▶ [Exercise task] Lines containing the word "inbound" should be extracted in full.

* * * * *

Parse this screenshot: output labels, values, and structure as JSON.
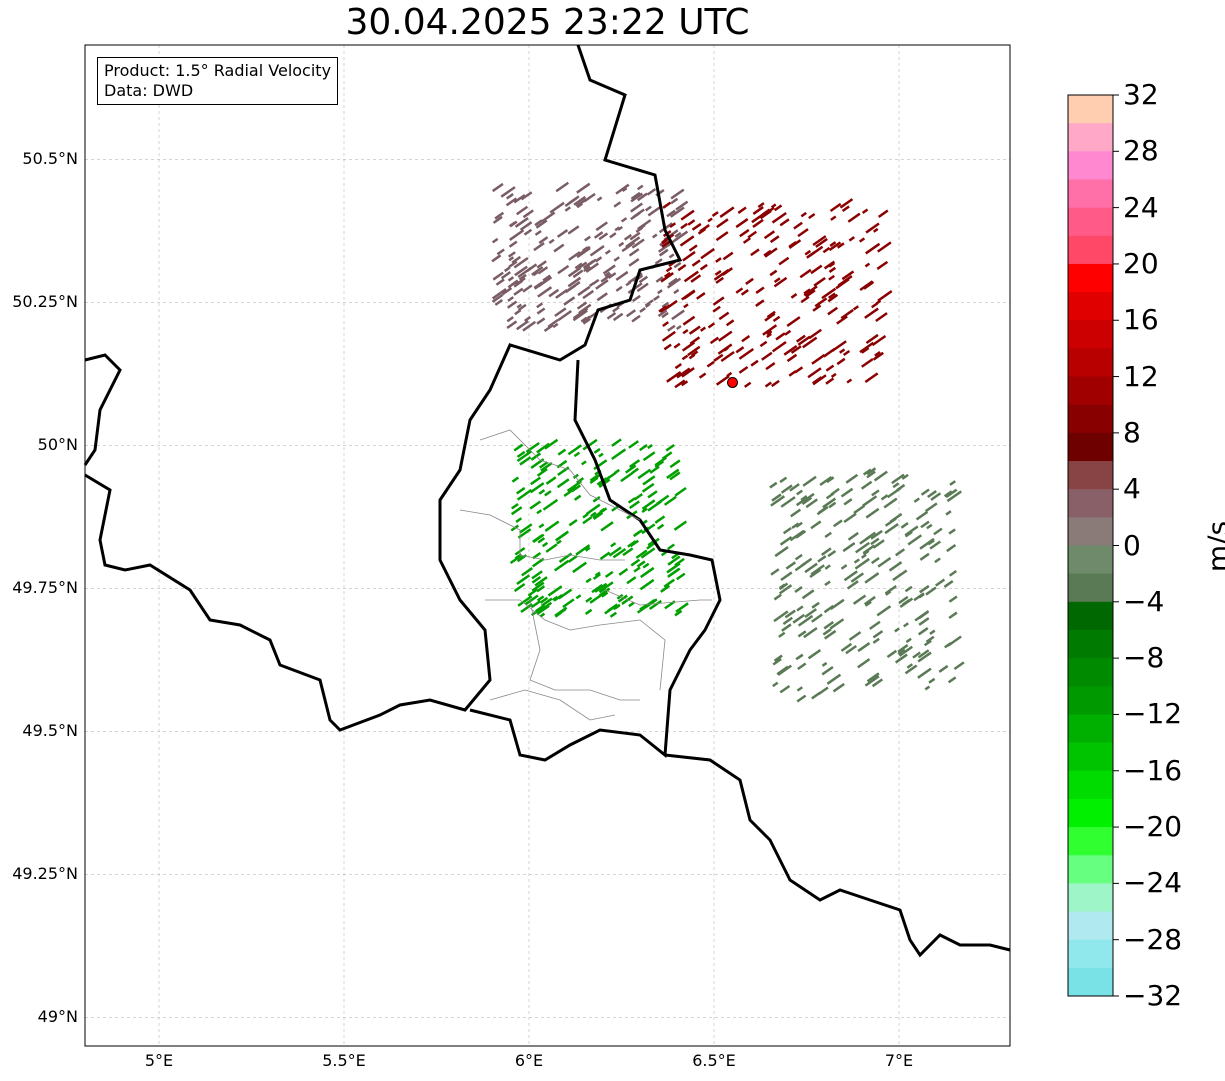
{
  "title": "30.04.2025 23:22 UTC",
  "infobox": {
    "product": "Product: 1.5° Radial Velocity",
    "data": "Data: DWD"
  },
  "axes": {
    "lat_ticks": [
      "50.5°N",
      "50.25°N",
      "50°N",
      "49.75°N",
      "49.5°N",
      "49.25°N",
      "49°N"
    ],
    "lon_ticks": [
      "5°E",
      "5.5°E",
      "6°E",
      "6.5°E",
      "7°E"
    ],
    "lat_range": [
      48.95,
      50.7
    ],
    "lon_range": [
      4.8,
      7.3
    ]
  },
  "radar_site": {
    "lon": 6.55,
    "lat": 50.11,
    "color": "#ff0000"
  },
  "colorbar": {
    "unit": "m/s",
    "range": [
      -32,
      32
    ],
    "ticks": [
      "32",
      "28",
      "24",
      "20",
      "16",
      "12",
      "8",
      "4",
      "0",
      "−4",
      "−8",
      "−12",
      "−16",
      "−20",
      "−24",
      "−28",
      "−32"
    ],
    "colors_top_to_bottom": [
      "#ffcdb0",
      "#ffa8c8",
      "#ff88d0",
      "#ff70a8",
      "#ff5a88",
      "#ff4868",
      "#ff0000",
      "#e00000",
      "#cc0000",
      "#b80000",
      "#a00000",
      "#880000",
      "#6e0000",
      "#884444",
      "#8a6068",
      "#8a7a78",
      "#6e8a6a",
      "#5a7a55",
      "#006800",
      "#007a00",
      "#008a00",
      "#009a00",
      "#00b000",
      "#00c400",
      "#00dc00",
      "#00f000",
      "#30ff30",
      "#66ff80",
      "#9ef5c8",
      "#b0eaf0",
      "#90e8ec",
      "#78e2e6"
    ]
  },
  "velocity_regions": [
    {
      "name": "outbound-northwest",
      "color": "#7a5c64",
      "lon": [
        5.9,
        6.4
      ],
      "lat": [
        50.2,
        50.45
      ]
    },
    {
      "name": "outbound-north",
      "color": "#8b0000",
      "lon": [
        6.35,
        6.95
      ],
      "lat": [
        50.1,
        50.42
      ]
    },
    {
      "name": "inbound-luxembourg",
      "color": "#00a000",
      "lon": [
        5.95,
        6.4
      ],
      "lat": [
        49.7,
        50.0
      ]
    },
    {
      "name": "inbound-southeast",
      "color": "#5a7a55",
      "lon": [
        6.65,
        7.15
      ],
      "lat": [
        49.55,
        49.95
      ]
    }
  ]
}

* * * * *

▶ [Result of this task]
      "name": "inbound-luxembourg",
      "name": "inbound-southeast",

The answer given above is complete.